** Begin Rows **

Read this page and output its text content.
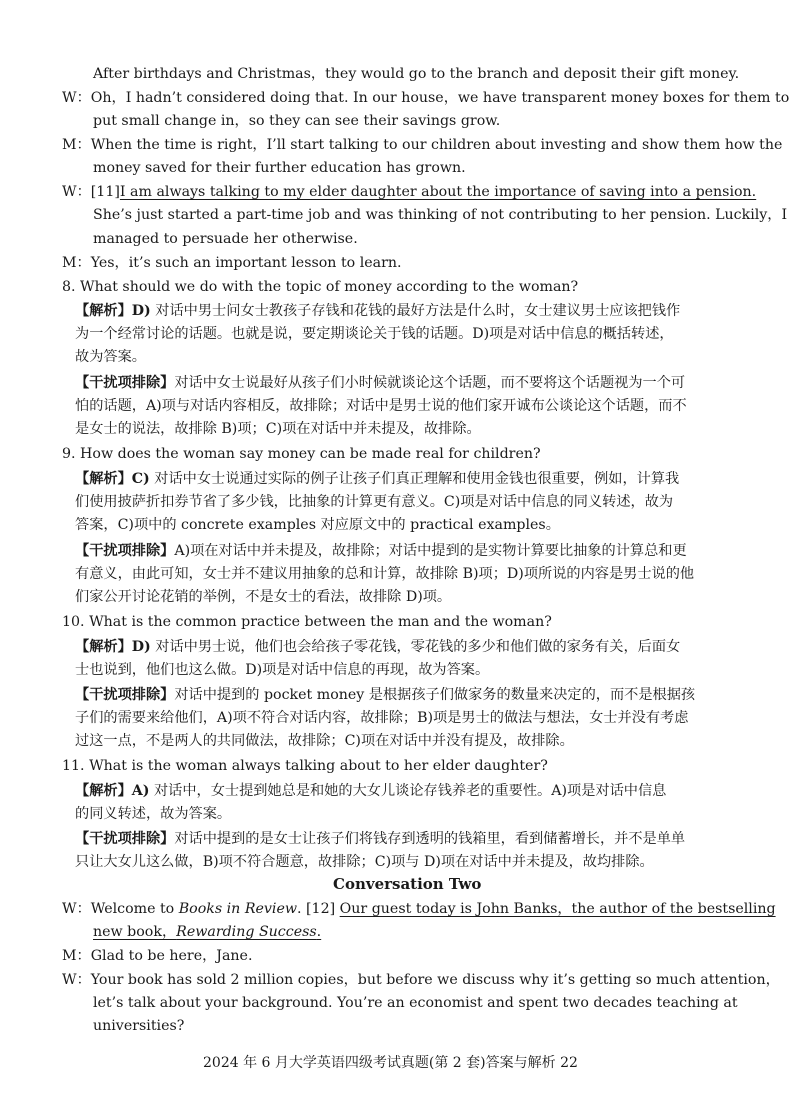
After birthdays and Christmas，they would go to the branch and deposit their gift money.
W：Oh，I hadn’t considered doing that. In our house，we have transparent money boxes for them to
put small change in，so they can see their savings grow.
M：When the time is right，I’ll start talking to our children about investing and show them how the
money saved for their further education has grown.
W：[11]I am always talking to my elder daughter about the importance of saving into a pension.
She’s just started a part-time job and was thinking of not contributing to her pension. Luckily，I
managed to persuade her otherwise.
M：Yes，it’s such an important lesson to learn.
8. What should we do with the topic of money according to the woman?
【解析】D) 对话中男士问女士教孩子存钱和花钱的最好方法是什么时，女士建议男士应该把钱作
为一个经常讨论的话题。也就是说，要定期谈论关于钱的话题。D)项是对话中信息的概括转述，
故为答案。
【干扰项排除】对话中女士说最好从孩子们小时候就谈论这个话题，而不要将这个话题视为一个可
怕的话题，A)项与对话内容相反，故排除；对话中是男士说的他们家开诚布公谈论这个话题，而不
是女士的说法，故排除 B)项；C)项在对话中并未提及，故排除。
9. How does the woman say money can be made real for children?
【解析】C) 对话中女士说通过实际的例子让孩子们真正理解和使用金钱也很重要，例如，计算我
们使用披萨折扣券节省了多少钱，比抽象的计算更有意义。C)项是对话中信息的同义转述，故为
答案，C)项中的 concrete examples 对应原文中的 practical examples。
【干扰项排除】A)项在对话中并未提及，故排除；对话中提到的是实物计算要比抽象的计算总和更
有意义，由此可知，女士并不建议用抽象的总和计算，故排除 B)项；D)项所说的内容是男士说的他
们家公开讨论花销的举例，不是女士的看法，故排除 D)项。
10. What is the common practice between the man and the woman?
【解析】D) 对话中男士说，他们也会给孩子零花钱，零花钱的多少和他们做的家务有关，后面女
士也说到，他们也这么做。D)项是对话中信息的再现，故为答案。
【干扰项排除】对话中提到的 pocket money 是根据孩子们做家务的数量来决定的，而不是根据孩
子们的需要来给他们，A)项不符合对话内容，故排除；B)项是男士的做法与想法，女士并没有考虑
过这一点，不是两人的共同做法，故排除；C)项在对话中并没有提及，故排除。
11. What is the woman always talking about to her elder daughter?
【解析】A) 对话中，女士提到她总是和她的大女儿谈论存钱养老的重要性。A)项是对话中信息
的同义转述，故为答案。
【干扰项排除】对话中提到的是女士让孩子们将钱存到透明的钱箱里，看到储蓄增长，并不是单单
只让大女儿这么做，B)项不符合题意，故排除；C)项与 D)项在对话中并未提及，故均排除。
Conversation Two
W：Welcome to Books in Review. [12] Our guest today is John Banks，the author of the bestselling
new book，Rewarding Success.
M：Glad to be here，Jane.
W：Your book has sold 2 million copies，but before we discuss why it’s getting so much attention，
let’s talk about your background. You’re an economist and spent two decades teaching at
universities?
2024 年 6 月大学英语四级考试真题(第 2 套)答案与解析 22
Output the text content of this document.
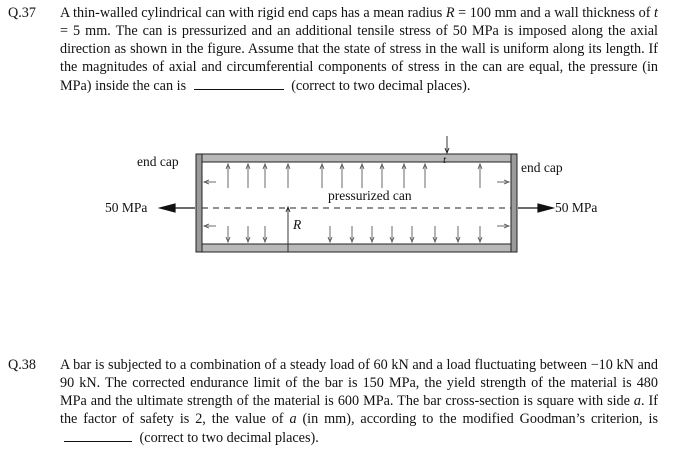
Q.37 A thin-walled cylindrical can with rigid end caps has a mean radius R = 100 mm and a wall thickness of t = 5 mm. The can is pressurized and an additional tensile stress of 50 MPa is imposed along the axial direction as shown in the figure. Assume that the state of stress in the wall is uniform along its length. If the magnitudes of axial and circumferential components of stress in the can are equal, the pressure (in MPa) inside the can is	(correct to two decimal places).
end cap	end cap
50 MPa	50 MPa
pressurized can
R
t
Q.38 A bar is subjected to a combination of a steady load of 60 kN and a load fluctuating between −10 kN and 90 kN. The corrected endurance limit of the bar is 150 MPa, the yield strength of the material is 480 MPa and the ultimate strength of the material is 600 MPa. The bar cross-section is square with side a. If the factor of safety is 2, the value of a (in mm), according to the modified Goodman’s criterion, is  (correct to two decimal places).
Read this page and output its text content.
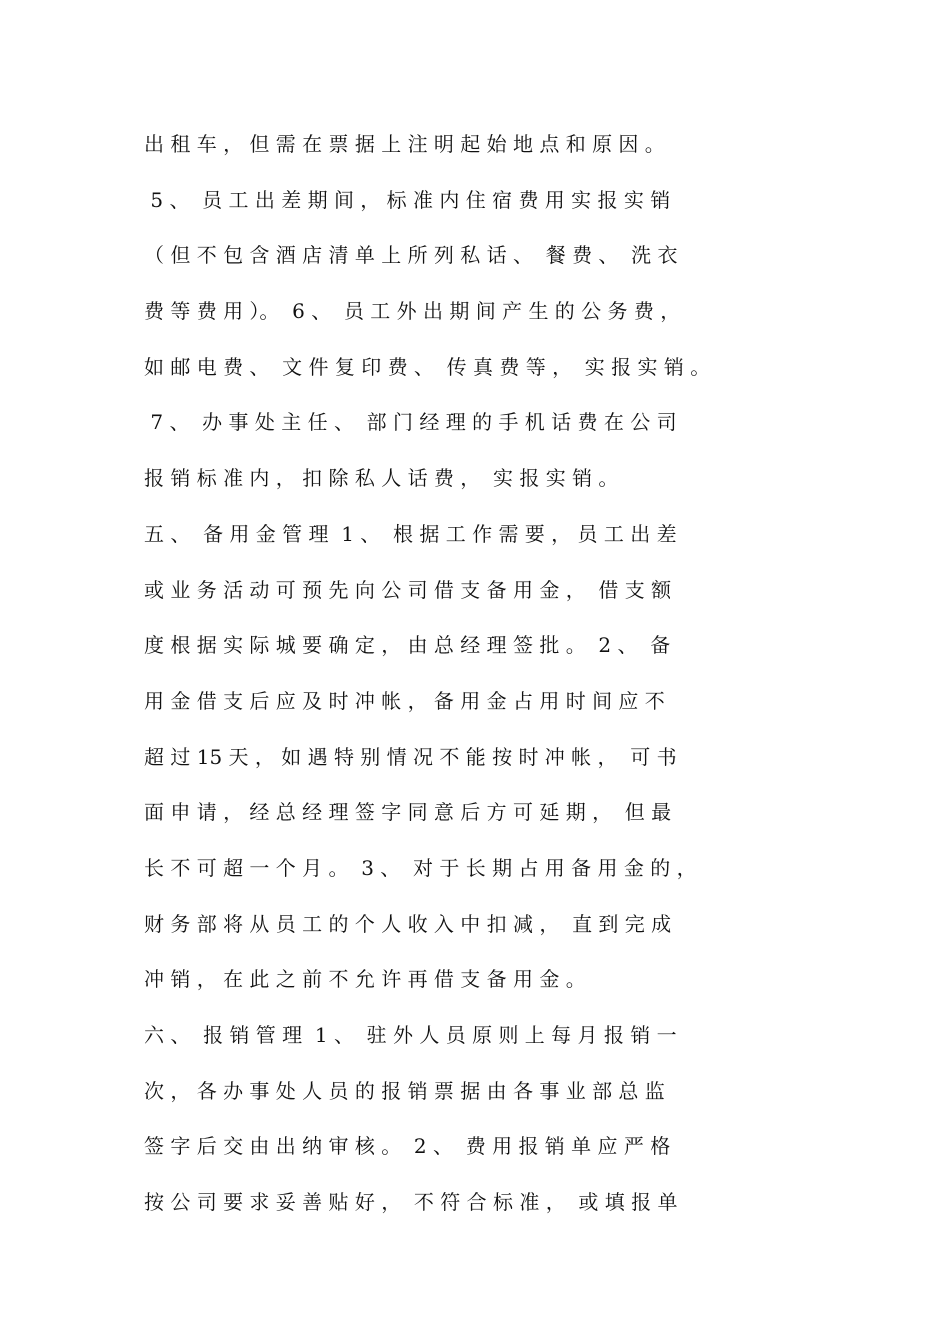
出 租 车 ， 但 需 在 票 据 上 注 明 起 始 地 点 和 原 因 。
5 、  员 工 出 差 期 间 ， 标 准 内 住 宿 费 用 实 报 实 销
（ 但 不 包 含 酒 店 清 单 上 所 列 私 话 、  餐 费 、  洗 衣
费 等 费 用 ）。  6 、  员 工 外 出 期 间 产 生 的 公 务 费 ，
如 邮 电 费 、  文 件 复 印 费 、  传 真 费 等 ，  实 报 实 销 。
7 、  办 事 处 主 任 、  部 门 经 理 的 手 机 话 费 在 公 司
报 销 标 准 内 ， 扣 除 私 人 话 费 ，  实 报 实 销 。
五 、  备 用 金 管 理  1 、  根 据 工 作 需 要 ， 员 工 出 差
或 业 务 活 动 可 预 先 向 公 司 借 支 备 用 金 ，  借 支 额
度 根 据 实 际 城 要 确 定 ， 由 总 经 理 签 批 。  2 、  备
用 金 借 支 后 应 及 时 冲 帐 ， 备 用 金 占 用 时 间 应 不
超 过 15 天 ， 如 遇 特 别 情 况 不 能 按 时 冲 帐 ，  可 书
面 申 请 ， 经 总 经 理 签 字 同 意 后 方 可 延 期 ，  但 最
长 不 可 超 一 个 月 。  3 、  对 于 长 期 占 用 备 用 金 的 ，
财 务 部 将 从 员 工 的 个 人 收 入 中 扣 减 ，  直 到 完 成
冲 销 ， 在 此 之 前 不 允 许 再 借 支 备 用 金 。
六 、  报 销 管 理  1 、  驻 外 人 员 原 则 上 每 月 报 销 一
次 ， 各 办 事 处 人 员 的 报 销 票 据 由 各 事 业 部 总 监
签 字 后 交 由 出 纳 审 核 。  2 、  费 用 报 销 单 应 严 格
按 公 司 要 求 妥 善 贴 好 ，  不 符 合 标 准 ，  或 填 报 单
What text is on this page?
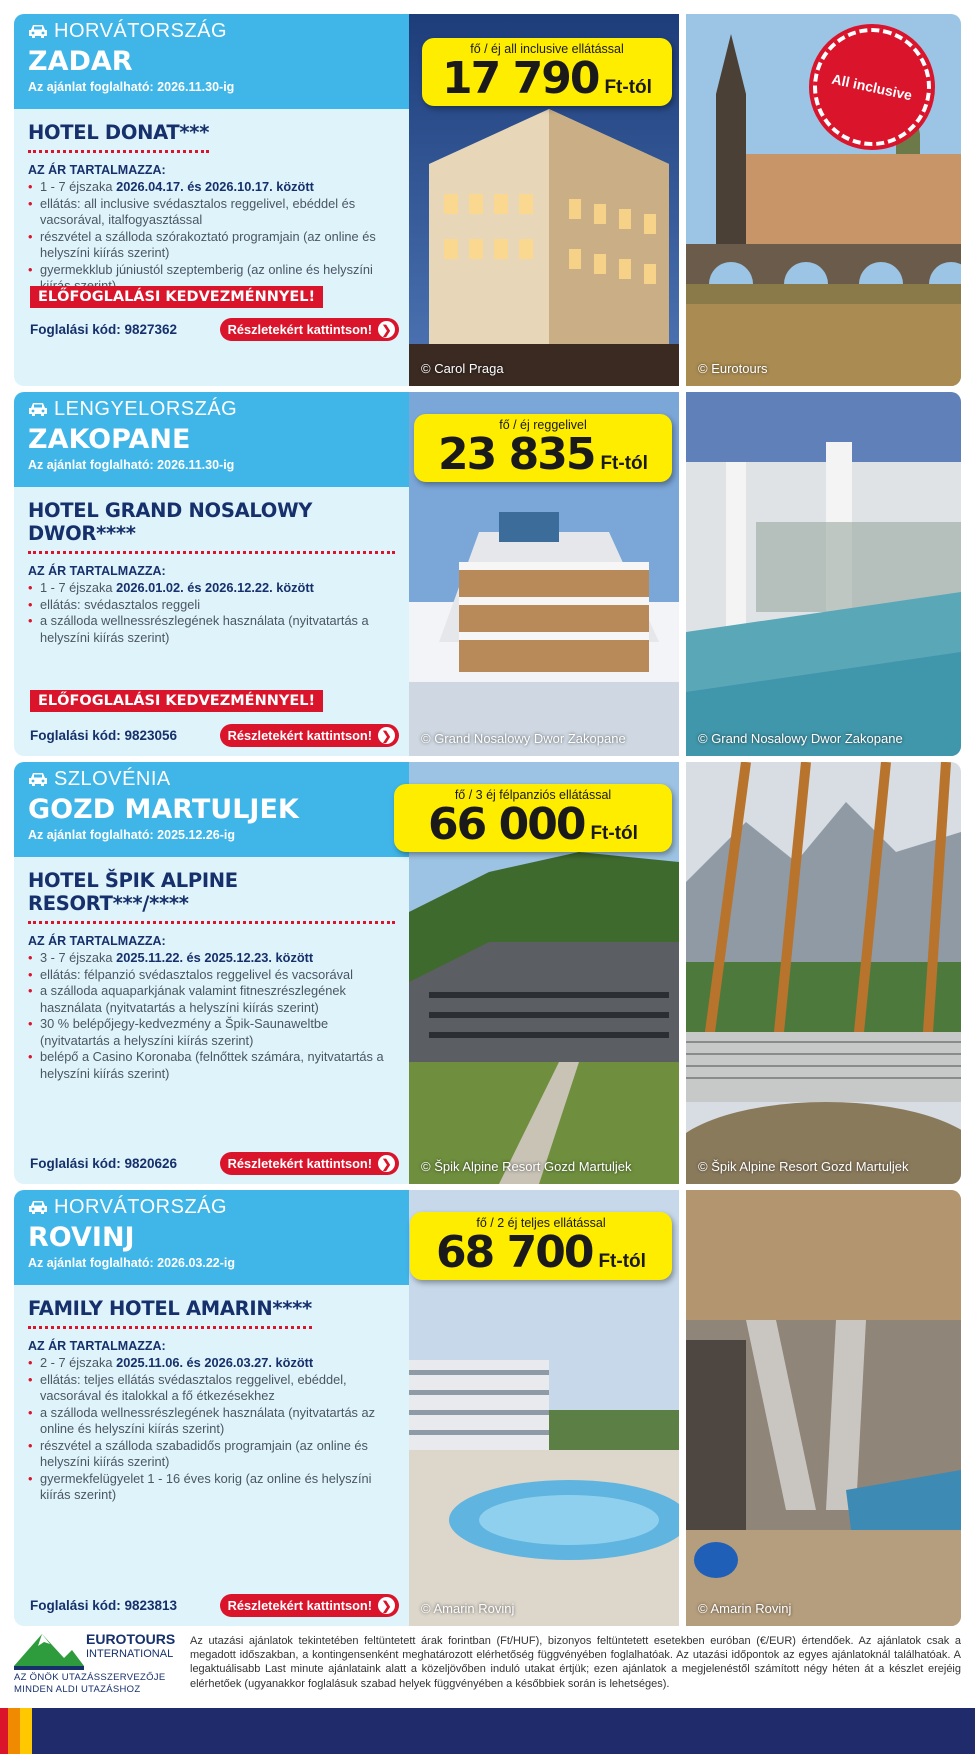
HORVÁTORSZÁG
ZADAR
Az ajánlat foglalható: 2026.11.30-ig
HOTEL DONAT***
AZ ÁR TARTALMAZZA:
• 1 - 7 éjszaka 2026.04.17. és 2026.10.17. között
• ellátás: all inclusive svédasztalos reggelivel, ebéddel és vacsorával, italfogyasztással
• részvétel a szálloda szórakoztató programjain (az online és helyszíni kiírás szerint)
• gyermekklub júniustól szeptemberig (az online és helyszíni
ELŐFOGLALÁSI KEDVEZMÉNNYEL!
Foglalási kód: 9827362	Részletekért kattintson! ❯
© Carol Praga
All inclusive
© Eurotours
fő / éj all inclusive ellátással
17 790 Ft-tól
LENGYELORSZÁG
ZAKOPANE
Az ajánlat foglalható: 2026.11.30-ig
HOTEL GRAND NOSALOWY DWOR****
AZ ÁR TARTALMAZZA:
• 1 - 7 éjszaka 2026.01.02. és 2026.12.22. között
• ellátás: svédasztalos reggeli
• a szálloda wellnessrészlegének használata (nyitvatartás a helyszíni kiírás szerint)
ELŐFOGLALÁSI KEDVEZMÉNNYEL!
Foglalási kód: 9823056	Részletekért kattintson! ❯ © Grand Nosalowy Dwor Zakopane	© Grand Nosalowy Dwor Zakopane
fő / éj reggelivel
23 835 Ft-tól
SZLOVÉNIA
GOZD MARTULJEK
Az ajánlat foglalható: 2025.12.26-ig
HOTEL ŠPIK ALPINE RESORT***/****
AZ ÁR TARTALMAZZA:
• 3 - 7 éjszaka 2025.11.22. és 2025.12.23. között
• ellátás: félpanzió svédasztalos reggelivel és vacsorával
• a szálloda aquaparkjának valamint fitneszrészlegének használata (nyitvatartás a helyszíni kiírás szerint)
• 30 % belépőjegy-kedvezmény a Špik-Saunaweltbe (nyitvatartás a helyszíni kiírás szerint)
• belépő a Casino Koronaba (felnőttek számára, nyitvatartás a helyszíni kiírás szerint)
Foglalási kód: 9820626	Részletekért kattintson! ❯ © Špik Alpine Resort Gozd Martuljek	© Špik Alpine Resort Gozd Martuljek
fő / 3 éj félpanziós ellátással
66 000 Ft-tól
HORVÁTORSZÁG
ROVINJ
Az ajánlat foglalható: 2026.03.22-ig
FAMILY HOTEL AMARIN****
AZ ÁR TARTALMAZZA:
• 2 - 7 éjszaka 2025.11.06. és 2026.03.27. között
• ellátás: teljes ellátás svédasztalos reggelivel, ebéddel, vacsorával és italokkal a fő étkezésekhez
• a szálloda wellnessrészlegének használata (nyitvatartás az online és helyszíni kiírás szerint)
• részvétel a szálloda szabadidős programjain (az online és helyszíni kiírás szerint)
• gyermekfelügyelet 1 - 16 éves korig (az online és helyszíni kiírás szerint)
Foglalási kód: 9823813	Részletekért kattintson! ❯ © Amarin Rovinj	© Amarin Rovinj
fő / 2 éj teljes ellátással
68 700 Ft-tól
EUROTOURS
INTERNATIONAL
AZ ÖNÖK UTAZÁSSZERVEZŐJE
MINDEN ALDI UTAZÁSHOZ
Az utazási ajánlatok tekintetében feltüntetett árak forintban (Ft/HUF), bizonyos feltüntetett esetekben euróban (€/EUR) értendőek. Az ajánlatok csak a megadott időszakban, a kontingensenként meghatározott elérhetőség függvényében foglalhatóak. Az utazási időpontok az egyes ajánlatoknál találhatóak. A legaktuálisabb Last minute ajánlataink alatt a közeljövőben induló utakat értjük; ezen ajánlatok a megjelenéstől számított négy héten át a készlet erejéig elérhetőek (ugyanakkor foglalásuk szabad helyek függvényében a későbbiek során is lehetséges).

** End Rows **

Check every line of the data, and copy the ones that contain "teljes".

• ellátás: teljes ellátás svédasztalos reggelivel, ebéddel, vacsorával és italokkal a fő étkezésekhez
fő / 2 éj teljes ellátással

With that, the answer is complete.